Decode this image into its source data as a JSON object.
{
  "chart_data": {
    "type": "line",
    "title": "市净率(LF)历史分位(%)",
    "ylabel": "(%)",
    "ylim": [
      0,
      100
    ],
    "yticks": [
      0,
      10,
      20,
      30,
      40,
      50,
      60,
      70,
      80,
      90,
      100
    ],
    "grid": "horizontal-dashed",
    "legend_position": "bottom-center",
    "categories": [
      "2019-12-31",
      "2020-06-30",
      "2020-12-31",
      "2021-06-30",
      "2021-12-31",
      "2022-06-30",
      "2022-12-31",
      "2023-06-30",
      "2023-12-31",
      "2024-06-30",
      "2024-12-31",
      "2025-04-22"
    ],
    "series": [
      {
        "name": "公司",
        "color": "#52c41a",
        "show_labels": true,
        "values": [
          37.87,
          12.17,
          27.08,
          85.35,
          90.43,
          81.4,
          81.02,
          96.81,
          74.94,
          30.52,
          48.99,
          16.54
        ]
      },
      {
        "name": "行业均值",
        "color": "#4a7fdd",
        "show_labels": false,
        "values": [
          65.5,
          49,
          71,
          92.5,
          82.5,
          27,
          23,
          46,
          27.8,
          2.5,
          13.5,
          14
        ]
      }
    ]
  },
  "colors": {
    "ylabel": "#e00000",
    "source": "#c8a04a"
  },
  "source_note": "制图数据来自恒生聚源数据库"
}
- - -
Task description
Exactly reproduce all of the entries above.

Output for this exercise
Decode this image into its source data as a JSON object.
{
  "chart_data": {
    "type": "line",
    "title": "市净率(LF)历史分位(%)",
    "ylabel": "(%)",
    "ylim": [
      0,
      100
    ],
    "yticks": [
      0,
      10,
      20,
      30,
      40,
      50,
      60,
      70,
      80,
      90,
      100
    ],
    "grid": "horizontal-dashed",
    "legend_position": "bottom-center",
    "categories": [
      "2019-12-31",
      "2020-06-30",
      "2020-12-31",
      "2021-06-30",
      "2021-12-31",
      "2022-06-30",
      "2022-12-31",
      "2023-06-30",
      "2023-12-31",
      "2024-06-30",
      "2024-12-31",
      "2025-04-22"
    ],
    "series": [
      {
        "name": "公司",
        "color": "#52c41a",
        "show_labels": true,
        "values": [
          37.87,
          12.17,
          27.08,
          85.35,
          90.43,
          81.4,
          81.02,
          96.81,
          74.94,
          30.52,
          48.99,
          16.54
        ]
      },
      {
        "name": "行业均值",
        "color": "#4a7fdd",
        "show_labels": false,
        "values": [
          65.5,
          49,
          71,
          92.5,
          82.5,
          27,
          23,
          46,
          27.8,
          2.5,
          13.5,
          14
        ]
      }
    ]
  },
  "colors": {
    "ylabel": "#e00000",
    "source": "#c8a04a"
  },
  "source_note": "制图数据来自恒生聚源数据库"
}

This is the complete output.